• [AIM]
Find the word "Johnson" in the material below and gather every line that contains it.

• [STORED RECORDS]
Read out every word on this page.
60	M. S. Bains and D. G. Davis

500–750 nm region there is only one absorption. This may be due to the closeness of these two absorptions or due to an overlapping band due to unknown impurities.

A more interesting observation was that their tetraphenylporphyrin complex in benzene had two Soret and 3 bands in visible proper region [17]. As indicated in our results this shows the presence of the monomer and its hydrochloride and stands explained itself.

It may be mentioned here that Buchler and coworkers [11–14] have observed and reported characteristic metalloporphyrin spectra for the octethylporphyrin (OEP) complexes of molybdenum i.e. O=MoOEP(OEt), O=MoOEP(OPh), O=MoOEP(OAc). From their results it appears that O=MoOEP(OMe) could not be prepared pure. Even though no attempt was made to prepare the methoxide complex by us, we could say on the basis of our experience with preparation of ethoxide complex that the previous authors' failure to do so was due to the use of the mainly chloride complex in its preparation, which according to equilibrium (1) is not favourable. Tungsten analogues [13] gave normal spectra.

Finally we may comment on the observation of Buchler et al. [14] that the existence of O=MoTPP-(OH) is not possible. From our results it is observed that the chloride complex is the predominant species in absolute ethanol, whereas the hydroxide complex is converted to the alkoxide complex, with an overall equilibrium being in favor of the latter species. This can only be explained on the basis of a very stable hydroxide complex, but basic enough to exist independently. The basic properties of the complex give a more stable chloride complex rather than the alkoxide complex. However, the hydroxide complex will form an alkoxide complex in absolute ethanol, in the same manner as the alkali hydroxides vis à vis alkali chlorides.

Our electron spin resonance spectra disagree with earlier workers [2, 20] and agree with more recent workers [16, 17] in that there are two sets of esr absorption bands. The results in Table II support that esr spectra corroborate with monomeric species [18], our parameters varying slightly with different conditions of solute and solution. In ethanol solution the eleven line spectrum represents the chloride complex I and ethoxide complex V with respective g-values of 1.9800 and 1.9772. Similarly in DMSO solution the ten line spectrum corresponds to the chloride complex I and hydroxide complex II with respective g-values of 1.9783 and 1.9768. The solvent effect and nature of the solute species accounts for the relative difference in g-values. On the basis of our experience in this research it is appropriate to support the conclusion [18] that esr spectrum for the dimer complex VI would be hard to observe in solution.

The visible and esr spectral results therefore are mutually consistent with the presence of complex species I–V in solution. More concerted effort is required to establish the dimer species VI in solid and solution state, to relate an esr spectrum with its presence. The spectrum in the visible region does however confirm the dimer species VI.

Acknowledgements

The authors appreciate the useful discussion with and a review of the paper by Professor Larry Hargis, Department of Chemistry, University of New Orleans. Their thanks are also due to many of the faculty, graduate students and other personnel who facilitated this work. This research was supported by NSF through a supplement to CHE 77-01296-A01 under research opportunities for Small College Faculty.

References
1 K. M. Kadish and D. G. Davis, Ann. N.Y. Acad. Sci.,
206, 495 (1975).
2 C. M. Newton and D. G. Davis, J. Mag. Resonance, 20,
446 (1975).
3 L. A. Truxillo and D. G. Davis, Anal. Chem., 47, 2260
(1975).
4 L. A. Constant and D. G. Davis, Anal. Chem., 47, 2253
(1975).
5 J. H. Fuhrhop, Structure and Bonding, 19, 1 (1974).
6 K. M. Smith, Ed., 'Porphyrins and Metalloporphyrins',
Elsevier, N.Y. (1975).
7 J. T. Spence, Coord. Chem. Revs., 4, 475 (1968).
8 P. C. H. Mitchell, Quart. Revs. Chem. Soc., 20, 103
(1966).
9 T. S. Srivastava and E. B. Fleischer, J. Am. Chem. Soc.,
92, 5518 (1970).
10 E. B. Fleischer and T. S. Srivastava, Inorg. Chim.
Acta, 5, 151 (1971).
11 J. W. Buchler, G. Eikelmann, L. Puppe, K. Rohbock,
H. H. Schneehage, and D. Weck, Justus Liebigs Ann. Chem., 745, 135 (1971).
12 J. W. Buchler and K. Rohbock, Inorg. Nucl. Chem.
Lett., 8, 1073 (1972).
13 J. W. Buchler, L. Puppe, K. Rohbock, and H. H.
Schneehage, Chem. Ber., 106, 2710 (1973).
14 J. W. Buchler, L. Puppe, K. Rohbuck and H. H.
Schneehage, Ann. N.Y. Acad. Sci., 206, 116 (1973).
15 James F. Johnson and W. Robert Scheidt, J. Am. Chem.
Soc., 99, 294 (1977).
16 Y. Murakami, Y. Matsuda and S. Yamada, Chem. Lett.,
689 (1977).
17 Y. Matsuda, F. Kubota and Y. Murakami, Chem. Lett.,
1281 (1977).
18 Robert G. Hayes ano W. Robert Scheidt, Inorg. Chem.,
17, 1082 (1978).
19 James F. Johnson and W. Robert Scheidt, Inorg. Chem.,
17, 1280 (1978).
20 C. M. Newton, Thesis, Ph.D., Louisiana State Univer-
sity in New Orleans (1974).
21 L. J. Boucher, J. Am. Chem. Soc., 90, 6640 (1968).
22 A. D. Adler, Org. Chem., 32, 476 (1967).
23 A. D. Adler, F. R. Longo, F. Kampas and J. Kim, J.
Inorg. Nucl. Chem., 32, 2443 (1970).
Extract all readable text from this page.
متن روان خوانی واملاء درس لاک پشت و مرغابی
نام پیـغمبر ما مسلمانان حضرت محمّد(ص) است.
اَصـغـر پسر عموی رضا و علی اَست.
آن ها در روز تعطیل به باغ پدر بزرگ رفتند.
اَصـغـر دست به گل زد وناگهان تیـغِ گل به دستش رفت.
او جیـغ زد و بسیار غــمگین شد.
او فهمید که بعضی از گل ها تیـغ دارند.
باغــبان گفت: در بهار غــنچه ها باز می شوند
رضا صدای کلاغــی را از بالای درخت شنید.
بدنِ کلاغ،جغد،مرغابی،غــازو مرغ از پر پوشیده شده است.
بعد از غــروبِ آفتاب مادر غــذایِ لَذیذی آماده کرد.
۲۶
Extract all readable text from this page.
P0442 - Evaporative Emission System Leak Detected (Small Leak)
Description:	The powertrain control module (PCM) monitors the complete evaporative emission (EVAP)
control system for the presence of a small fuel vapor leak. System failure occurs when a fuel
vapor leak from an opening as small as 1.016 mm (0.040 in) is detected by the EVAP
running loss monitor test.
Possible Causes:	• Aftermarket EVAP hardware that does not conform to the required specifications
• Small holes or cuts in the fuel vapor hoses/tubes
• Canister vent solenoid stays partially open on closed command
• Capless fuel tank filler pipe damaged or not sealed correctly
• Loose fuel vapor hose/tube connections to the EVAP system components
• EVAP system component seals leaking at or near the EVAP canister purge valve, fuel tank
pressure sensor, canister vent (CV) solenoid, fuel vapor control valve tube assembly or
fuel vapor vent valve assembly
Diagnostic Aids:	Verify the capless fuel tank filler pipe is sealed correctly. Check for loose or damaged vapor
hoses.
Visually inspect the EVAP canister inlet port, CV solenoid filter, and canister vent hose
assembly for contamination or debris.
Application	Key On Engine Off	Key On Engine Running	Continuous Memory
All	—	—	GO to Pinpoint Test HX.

• [FINAL ANSWER]
15 James F. Johnson and W. Robert Scheidt, J. Am. Chem.
19 James F. Johnson and W. Robert Scheidt, Inorg. Chem.,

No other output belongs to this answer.